[Extracted data entries]
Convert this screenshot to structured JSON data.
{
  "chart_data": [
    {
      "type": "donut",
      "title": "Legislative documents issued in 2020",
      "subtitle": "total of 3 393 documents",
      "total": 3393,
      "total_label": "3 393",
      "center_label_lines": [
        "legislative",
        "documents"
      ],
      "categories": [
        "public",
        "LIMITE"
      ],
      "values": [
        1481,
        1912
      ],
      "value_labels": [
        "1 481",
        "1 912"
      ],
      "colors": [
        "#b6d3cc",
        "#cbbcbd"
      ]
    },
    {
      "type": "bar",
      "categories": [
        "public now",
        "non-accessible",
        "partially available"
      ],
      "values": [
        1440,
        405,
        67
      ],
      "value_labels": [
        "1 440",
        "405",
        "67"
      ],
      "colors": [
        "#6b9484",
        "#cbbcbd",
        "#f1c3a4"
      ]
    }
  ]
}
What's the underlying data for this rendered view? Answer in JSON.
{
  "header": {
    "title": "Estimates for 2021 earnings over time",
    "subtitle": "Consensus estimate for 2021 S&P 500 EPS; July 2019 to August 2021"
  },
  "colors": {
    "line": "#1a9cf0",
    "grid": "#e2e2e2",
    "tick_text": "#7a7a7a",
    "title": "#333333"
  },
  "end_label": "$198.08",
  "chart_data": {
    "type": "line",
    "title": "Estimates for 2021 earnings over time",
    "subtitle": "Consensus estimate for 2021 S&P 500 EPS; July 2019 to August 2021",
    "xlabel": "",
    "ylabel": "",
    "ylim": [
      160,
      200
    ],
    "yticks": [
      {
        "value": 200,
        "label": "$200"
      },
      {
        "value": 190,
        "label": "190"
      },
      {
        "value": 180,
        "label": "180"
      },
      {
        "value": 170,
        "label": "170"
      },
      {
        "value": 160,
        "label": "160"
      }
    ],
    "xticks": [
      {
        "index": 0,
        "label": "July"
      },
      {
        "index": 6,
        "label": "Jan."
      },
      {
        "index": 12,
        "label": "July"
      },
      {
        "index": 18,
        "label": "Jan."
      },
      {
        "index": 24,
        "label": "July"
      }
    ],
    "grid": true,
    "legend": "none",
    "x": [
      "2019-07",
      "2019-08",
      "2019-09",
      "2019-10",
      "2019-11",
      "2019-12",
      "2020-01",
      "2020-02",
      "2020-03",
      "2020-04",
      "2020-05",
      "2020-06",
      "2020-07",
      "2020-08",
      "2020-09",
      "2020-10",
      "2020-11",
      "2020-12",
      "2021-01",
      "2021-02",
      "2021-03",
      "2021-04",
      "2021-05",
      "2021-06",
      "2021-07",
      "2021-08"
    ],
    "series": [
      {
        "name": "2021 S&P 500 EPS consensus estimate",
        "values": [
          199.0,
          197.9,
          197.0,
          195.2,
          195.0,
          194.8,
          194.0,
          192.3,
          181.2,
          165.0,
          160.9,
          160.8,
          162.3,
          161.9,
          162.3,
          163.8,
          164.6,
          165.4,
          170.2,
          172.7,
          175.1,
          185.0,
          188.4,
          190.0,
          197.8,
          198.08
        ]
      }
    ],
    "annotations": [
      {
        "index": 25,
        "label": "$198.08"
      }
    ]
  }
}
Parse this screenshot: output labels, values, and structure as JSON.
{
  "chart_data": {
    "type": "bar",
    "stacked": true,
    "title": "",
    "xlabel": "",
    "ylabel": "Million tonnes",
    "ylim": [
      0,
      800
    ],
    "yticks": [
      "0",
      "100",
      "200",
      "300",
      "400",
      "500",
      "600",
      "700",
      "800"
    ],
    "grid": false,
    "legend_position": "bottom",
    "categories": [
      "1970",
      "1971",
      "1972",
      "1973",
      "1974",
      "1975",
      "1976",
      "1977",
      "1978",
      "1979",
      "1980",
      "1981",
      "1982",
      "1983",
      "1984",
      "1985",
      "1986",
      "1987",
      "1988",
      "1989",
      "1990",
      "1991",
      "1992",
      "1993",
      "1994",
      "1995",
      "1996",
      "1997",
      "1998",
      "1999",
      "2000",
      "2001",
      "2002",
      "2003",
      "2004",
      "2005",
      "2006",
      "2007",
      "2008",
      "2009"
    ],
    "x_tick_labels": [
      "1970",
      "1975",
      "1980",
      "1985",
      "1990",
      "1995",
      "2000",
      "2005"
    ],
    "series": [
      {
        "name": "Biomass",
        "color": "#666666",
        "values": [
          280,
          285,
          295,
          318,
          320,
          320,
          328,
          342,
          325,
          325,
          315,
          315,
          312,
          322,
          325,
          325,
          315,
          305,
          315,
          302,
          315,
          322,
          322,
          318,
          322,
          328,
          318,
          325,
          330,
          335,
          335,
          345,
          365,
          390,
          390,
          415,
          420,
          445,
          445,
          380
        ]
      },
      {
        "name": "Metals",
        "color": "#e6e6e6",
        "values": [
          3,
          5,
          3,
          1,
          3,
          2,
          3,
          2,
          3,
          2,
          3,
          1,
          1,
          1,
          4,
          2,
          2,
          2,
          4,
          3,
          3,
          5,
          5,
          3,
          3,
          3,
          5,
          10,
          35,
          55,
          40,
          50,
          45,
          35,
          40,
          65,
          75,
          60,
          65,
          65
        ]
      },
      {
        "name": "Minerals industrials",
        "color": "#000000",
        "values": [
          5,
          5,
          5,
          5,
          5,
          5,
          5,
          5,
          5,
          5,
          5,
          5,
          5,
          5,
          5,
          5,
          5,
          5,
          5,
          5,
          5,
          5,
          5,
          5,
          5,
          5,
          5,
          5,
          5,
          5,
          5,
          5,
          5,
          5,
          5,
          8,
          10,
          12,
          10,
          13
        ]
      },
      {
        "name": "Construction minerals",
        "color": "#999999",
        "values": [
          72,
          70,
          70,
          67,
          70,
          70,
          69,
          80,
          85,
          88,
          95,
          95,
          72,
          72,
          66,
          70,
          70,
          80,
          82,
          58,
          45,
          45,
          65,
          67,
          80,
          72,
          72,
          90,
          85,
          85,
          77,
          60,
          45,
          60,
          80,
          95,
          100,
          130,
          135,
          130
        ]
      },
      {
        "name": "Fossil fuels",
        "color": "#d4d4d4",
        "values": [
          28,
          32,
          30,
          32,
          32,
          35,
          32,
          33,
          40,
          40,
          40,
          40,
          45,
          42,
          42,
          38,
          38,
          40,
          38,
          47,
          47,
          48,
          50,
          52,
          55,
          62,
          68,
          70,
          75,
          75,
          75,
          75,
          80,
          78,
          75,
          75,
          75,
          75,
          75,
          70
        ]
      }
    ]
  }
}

→ EXERCISE DESCRIPTION
Return the material exactly as it stands.

→ ANSWER TO THE TASK
Convert this screenshot to structured JSON data.
{
  "chart_data": [
    {
      "type": "donut",
      "title": "Legislative documents issued in 2020",
      "subtitle": "total of 3 393 documents",
      "total": 3393,
      "total_label": "3 393",
      "center_label_lines": [
        "legislative",
        "documents"
      ],
      "categories": [
        "public",
        "LIMITE"
      ],
      "values": [
        1481,
        1912
      ],
      "value_labels": [
        "1 481",
        "1 912"
      ],
      "colors": [
        "#b6d3cc",
        "#cbbcbd"
      ]
    },
    {
      "type": "bar",
      "categories": [
        "public now",
        "non-accessible",
        "partially available"
      ],
      "values": [
        1440,
        405,
        67
      ],
      "value_labels": [
        "1 440",
        "405",
        "67"
      ],
      "colors": [
        "#6b9484",
        "#cbbcbd",
        "#f1c3a4"
      ]
    }
  ]
}
What's the underlying data for this rendered view? Answer in JSON.
{
  "header": {
    "title": "Estimates for 2021 earnings over time",
    "subtitle": "Consensus estimate for 2021 S&P 500 EPS; July 2019 to August 2021"
  },
  "colors": {
    "line": "#1a9cf0",
    "grid": "#e2e2e2",
    "tick_text": "#7a7a7a",
    "title": "#333333"
  },
  "end_label": "$198.08",
  "chart_data": {
    "type": "line",
    "title": "Estimates for 2021 earnings over time",
    "subtitle": "Consensus estimate for 2021 S&P 500 EPS; July 2019 to August 2021",
    "xlabel": "",
    "ylabel": "",
    "ylim": [
      160,
      200
    ],
    "yticks": [
      {
        "value": 200,
        "label": "$200"
      },
      {
        "value": 190,
        "label": "190"
      },
      {
        "value": 180,
        "label": "180"
      },
      {
        "value": 170,
        "label": "170"
      },
      {
        "value": 160,
        "label": "160"
      }
    ],
    "xticks": [
      {
        "index": 0,
        "label": "July"
      },
      {
        "index": 6,
        "label": "Jan."
      },
      {
        "index": 12,
        "label": "July"
      },
      {
        "index": 18,
        "label": "Jan."
      },
      {
        "index": 24,
        "label": "July"
      }
    ],
    "grid": true,
    "legend": "none",
    "x": [
      "2019-07",
      "2019-08",
      "2019-09",
      "2019-10",
      "2019-11",
      "2019-12",
      "2020-01",
      "2020-02",
      "2020-03",
      "2020-04",
      "2020-05",
      "2020-06",
      "2020-07",
      "2020-08",
      "2020-09",
      "2020-10",
      "2020-11",
      "2020-12",
      "2021-01",
      "2021-02",
      "2021-03",
      "2021-04",
      "2021-05",
      "2021-06",
      "2021-07",
      "2021-08"
    ],
    "series": [
      {
        "name": "2021 S&P 500 EPS consensus estimate",
        "values": [
          199.0,
          197.9,
          197.0,
          195.2,
          195.0,
          194.8,
          194.0,
          192.3,
          181.2,
          165.0,
          160.9,
          160.8,
          162.3,
          161.9,
          162.3,
          163.8,
          164.6,
          165.4,
          170.2,
          172.7,
          175.1,
          185.0,
          188.4,
          190.0,
          197.8,
          198.08
        ]
      }
    ],
    "annotations": [
      {
        "index": 25,
        "label": "$198.08"
      }
    ]
  }
}
Parse this screenshot: output labels, values, and structure as JSON.
{
  "chart_data": {
    "type": "bar",
    "stacked": true,
    "title": "",
    "xlabel": "",
    "ylabel": "Million tonnes",
    "ylim": [
      0,
      800
    ],
    "yticks": [
      "0",
      "100",
      "200",
      "300",
      "400",
      "500",
      "600",
      "700",
      "800"
    ],
    "grid": false,
    "legend_position": "bottom",
    "categories": [
      "1970",
      "1971",
      "1972",
      "1973",
      "1974",
      "1975",
      "1976",
      "1977",
      "1978",
      "1979",
      "1980",
      "1981",
      "1982",
      "1983",
      "1984",
      "1985",
      "1986",
      "1987",
      "1988",
      "1989",
      "1990",
      "1991",
      "1992",
      "1993",
      "1994",
      "1995",
      "1996",
      "1997",
      "1998",
      "1999",
      "2000",
      "2001",
      "2002",
      "2003",
      "2004",
      "2005",
      "2006",
      "2007",
      "2008",
      "2009"
    ],
    "x_tick_labels": [
      "1970",
      "1975",
      "1980",
      "1985",
      "1990",
      "1995",
      "2000",
      "2005"
    ],
    "series": [
      {
        "name": "Biomass",
        "color": "#666666",
        "values": [
          280,
          285,
          295,
          318,
          320,
          320,
          328,
          342,
          325,
          325,
          315,
          315,
          312,
          322,
          325,
          325,
          315,
          305,
          315,
          302,
          315,
          322,
          322,
          318,
          322,
          328,
          318,
          325,
          330,
          335,
          335,
          345,
          365,
          390,
          390,
          415,
          420,
          445,
          445,
          380
        ]
      },
      {
        "name": "Metals",
        "color": "#e6e6e6",
        "values": [
          3,
          5,
          3,
          1,
          3,
          2,
          3,
          2,
          3,
          2,
          3,
          1,
          1,
          1,
          4,
          2,
          2,
          2,
          4,
          3,
          3,
          5,
          5,
          3,
          3,
          3,
          5,
          10,
          35,
          55,
          40,
          50,
          45,
          35,
          40,
          65,
          75,
          60,
          65,
          65
        ]
      },
      {
        "name": "Minerals industrials",
        "color": "#000000",
        "values": [
          5,
          5,
          5,
          5,
          5,
          5,
          5,
          5,
          5,
          5,
          5,
          5,
          5,
          5,
          5,
          5,
          5,
          5,
          5,
          5,
          5,
          5,
          5,
          5,
          5,
          5,
          5,
          5,
          5,
          5,
          5,
          5,
          5,
          5,
          5,
          8,
          10,
          12,
          10,
          13
        ]
      },
      {
        "name": "Construction minerals",
        "color": "#999999",
        "values": [
          72,
          70,
          70,
          67,
          70,
          70,
          69,
          80,
          85,
          88,
          95,
          95,
          72,
          72,
          66,
          70,
          70,
          80,
          82,
          58,
          45,
          45,
          65,
          67,
          80,
          72,
          72,
          90,
          85,
          85,
          77,
          60,
          45,
          60,
          80,
          95,
          100,
          130,
          135,
          130
        ]
      },
      {
        "name": "Fossil fuels",
        "color": "#d4d4d4",
        "values": [
          28,
          32,
          30,
          32,
          32,
          35,
          32,
          33,
          40,
          40,
          40,
          40,
          45,
          42,
          42,
          38,
          38,
          40,
          38,
          47,
          47,
          48,
          50,
          52,
          55,
          62,
          68,
          70,
          75,
          75,
          75,
          75,
          80,
          78,
          75,
          75,
          75,
          75,
          75,
          70
        ]
      }
    ]
  }
}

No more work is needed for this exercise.